*Job*.
Restate each entry word for word, leaving nothing out.

*Dataset records*.
+ + + + + + +
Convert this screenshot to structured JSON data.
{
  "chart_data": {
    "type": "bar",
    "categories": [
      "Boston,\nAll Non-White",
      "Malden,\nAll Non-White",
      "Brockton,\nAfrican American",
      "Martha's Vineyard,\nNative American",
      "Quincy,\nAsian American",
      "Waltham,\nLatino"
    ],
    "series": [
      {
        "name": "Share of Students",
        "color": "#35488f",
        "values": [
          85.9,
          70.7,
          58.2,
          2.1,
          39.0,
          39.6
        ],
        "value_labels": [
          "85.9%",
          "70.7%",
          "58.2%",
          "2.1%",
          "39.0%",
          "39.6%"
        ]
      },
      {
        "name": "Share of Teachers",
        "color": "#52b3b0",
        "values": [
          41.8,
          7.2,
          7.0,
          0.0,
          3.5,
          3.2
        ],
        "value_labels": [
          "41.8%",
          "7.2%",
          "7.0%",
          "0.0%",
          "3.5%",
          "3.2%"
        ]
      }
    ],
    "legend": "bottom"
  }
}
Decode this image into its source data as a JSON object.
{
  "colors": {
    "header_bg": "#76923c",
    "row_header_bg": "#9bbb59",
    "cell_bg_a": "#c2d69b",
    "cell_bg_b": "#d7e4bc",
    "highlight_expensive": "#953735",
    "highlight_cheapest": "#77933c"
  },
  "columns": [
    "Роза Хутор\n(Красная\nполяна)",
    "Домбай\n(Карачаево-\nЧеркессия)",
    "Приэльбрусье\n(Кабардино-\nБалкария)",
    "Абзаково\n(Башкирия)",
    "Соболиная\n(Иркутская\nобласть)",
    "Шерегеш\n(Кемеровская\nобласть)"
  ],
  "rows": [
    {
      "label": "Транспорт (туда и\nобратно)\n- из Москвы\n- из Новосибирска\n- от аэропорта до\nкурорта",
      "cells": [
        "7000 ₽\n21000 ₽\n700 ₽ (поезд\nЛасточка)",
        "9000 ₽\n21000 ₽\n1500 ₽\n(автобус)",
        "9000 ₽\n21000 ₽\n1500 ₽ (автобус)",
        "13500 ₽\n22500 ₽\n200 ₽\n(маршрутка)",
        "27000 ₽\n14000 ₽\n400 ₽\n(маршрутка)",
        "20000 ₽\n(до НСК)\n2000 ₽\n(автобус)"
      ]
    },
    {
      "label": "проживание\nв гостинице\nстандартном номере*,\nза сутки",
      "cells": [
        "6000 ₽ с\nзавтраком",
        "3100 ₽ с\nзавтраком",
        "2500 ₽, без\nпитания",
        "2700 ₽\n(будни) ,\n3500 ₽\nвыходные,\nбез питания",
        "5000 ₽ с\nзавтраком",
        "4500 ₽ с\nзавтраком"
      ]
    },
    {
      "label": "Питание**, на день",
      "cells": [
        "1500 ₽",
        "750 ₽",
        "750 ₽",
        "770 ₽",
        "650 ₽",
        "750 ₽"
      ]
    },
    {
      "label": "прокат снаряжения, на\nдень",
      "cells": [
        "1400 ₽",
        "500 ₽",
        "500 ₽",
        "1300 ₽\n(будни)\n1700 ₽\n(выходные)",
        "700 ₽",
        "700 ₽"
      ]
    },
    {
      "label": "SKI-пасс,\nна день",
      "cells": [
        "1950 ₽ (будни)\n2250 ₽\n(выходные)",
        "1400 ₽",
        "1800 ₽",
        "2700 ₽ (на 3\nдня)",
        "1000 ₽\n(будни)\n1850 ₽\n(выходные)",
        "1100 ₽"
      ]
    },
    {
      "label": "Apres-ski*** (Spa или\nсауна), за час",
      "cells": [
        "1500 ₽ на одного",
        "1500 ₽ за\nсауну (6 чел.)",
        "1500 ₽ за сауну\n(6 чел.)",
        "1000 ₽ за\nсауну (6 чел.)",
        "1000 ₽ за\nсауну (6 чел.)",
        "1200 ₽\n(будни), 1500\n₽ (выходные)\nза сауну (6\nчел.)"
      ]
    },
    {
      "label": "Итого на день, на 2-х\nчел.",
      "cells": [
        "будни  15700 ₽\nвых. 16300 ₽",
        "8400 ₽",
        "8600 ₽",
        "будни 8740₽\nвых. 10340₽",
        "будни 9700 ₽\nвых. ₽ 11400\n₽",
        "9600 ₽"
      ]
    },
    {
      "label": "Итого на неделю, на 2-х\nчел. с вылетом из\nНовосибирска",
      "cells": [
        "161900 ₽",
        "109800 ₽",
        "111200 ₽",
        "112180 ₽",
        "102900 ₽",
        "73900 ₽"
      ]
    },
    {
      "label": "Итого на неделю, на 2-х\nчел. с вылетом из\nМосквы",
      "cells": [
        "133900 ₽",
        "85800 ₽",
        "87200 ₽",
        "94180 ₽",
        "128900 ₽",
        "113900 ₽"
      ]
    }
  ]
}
+ + + + + + +
*Exercise output*.
Convert this screenshot to structured JSON data.
{
  "chart_data": {
    "type": "bar",
    "categories": [
      "Boston,\nAll Non-White",
      "Malden,\nAll Non-White",
      "Brockton,\nAfrican American",
      "Martha's Vineyard,\nNative American",
      "Quincy,\nAsian American",
      "Waltham,\nLatino"
    ],
    "series": [
      {
        "name": "Share of Students",
        "color": "#35488f",
        "values": [
          85.9,
          70.7,
          58.2,
          2.1,
          39.0,
          39.6
        ],
        "value_labels": [
          "85.9%",
          "70.7%",
          "58.2%",
          "2.1%",
          "39.0%",
          "39.6%"
        ]
      },
      {
        "name": "Share of Teachers",
        "color": "#52b3b0",
        "values": [
          41.8,
          7.2,
          7.0,
          0.0,
          3.5,
          3.2
        ],
        "value_labels": [
          "41.8%",
          "7.2%",
          "7.0%",
          "0.0%",
          "3.5%",
          "3.2%"
        ]
      }
    ],
    "legend": "bottom"
  }
}
Decode this image into its source data as a JSON object.
{
  "colors": {
    "header_bg": "#76923c",
    "row_header_bg": "#9bbb59",
    "cell_bg_a": "#c2d69b",
    "cell_bg_b": "#d7e4bc",
    "highlight_expensive": "#953735",
    "highlight_cheapest": "#77933c"
  },
  "columns": [
    "Роза Хутор\n(Красная\nполяна)",
    "Домбай\n(Карачаево-\nЧеркессия)",
    "Приэльбрусье\n(Кабардино-\nБалкария)",
    "Абзаково\n(Башкирия)",
    "Соболиная\n(Иркутская\nобласть)",
    "Шерегеш\n(Кемеровская\nобласть)"
  ],
  "rows": [
    {
      "label": "Транспорт (туда и\nобратно)\n- из Москвы\n- из Новосибирска\n- от аэропорта до\nкурорта",
      "cells": [
        "7000 ₽\n21000 ₽\n700 ₽ (поезд\nЛасточка)",
        "9000 ₽\n21000 ₽\n1500 ₽\n(автобус)",
        "9000 ₽\n21000 ₽\n1500 ₽ (автобус)",
        "13500 ₽\n22500 ₽\n200 ₽\n(маршрутка)",
        "27000 ₽\n14000 ₽\n400 ₽\n(маршрутка)",
        "20000 ₽\n(до НСК)\n2000 ₽\n(автобус)"
      ]
    },
    {
      "label": "проживание\nв гостинице\nстандартном номере*,\nза сутки",
      "cells": [
        "6000 ₽ с\nзавтраком",
        "3100 ₽ с\nзавтраком",
        "2500 ₽, без\nпитания",
        "2700 ₽\n(будни) ,\n3500 ₽\nвыходные,\nбез питания",
        "5000 ₽ с\nзавтраком",
        "4500 ₽ с\nзавтраком"
      ]
    },
    {
      "label": "Питание**, на день",
      "cells": [
        "1500 ₽",
        "750 ₽",
        "750 ₽",
        "770 ₽",
        "650 ₽",
        "750 ₽"
      ]
    },
    {
      "label": "прокат снаряжения, на\nдень",
      "cells": [
        "1400 ₽",
        "500 ₽",
        "500 ₽",
        "1300 ₽\n(будни)\n1700 ₽\n(выходные)",
        "700 ₽",
        "700 ₽"
      ]
    },
    {
      "label": "SKI-пасс,\nна день",
      "cells": [
        "1950 ₽ (будни)\n2250 ₽\n(выходные)",
        "1400 ₽",
        "1800 ₽",
        "2700 ₽ (на 3\nдня)",
        "1000 ₽\n(будни)\n1850 ₽\n(выходные)",
        "1100 ₽"
      ]
    },
    {
      "label": "Apres-ski*** (Spa или\nсауна), за час",
      "cells": [
        "1500 ₽ на одного",
        "1500 ₽ за\nсауну (6 чел.)",
        "1500 ₽ за сауну\n(6 чел.)",
        "1000 ₽ за\nсауну (6 чел.)",
        "1000 ₽ за\nсауну (6 чел.)",
        "1200 ₽\n(будни), 1500\n₽ (выходные)\nза сауну (6\nчел.)"
      ]
    },
    {
      "label": "Итого на день, на 2-х\nчел.",
      "cells": [
        "будни  15700 ₽\nвых. 16300 ₽",
        "8400 ₽",
        "8600 ₽",
        "будни 8740₽\nвых. 10340₽",
        "будни 9700 ₽\nвых. ₽ 11400\n₽",
        "9600 ₽"
      ]
    },
    {
      "label": "Итого на неделю, на 2-х\nчел. с вылетом из\nНовосибирска",
      "cells": [
        "161900 ₽",
        "109800 ₽",
        "111200 ₽",
        "112180 ₽",
        "102900 ₽",
        "73900 ₽"
      ]
    },
    {
      "label": "Итого на неделю, на 2-х\nчел. с вылетом из\nМосквы",
      "cells": [
        "133900 ₽",
        "85800 ₽",
        "87200 ₽",
        "94180 ₽",
        "128900 ₽",
        "113900 ₽"
      ]
    }
  ]
}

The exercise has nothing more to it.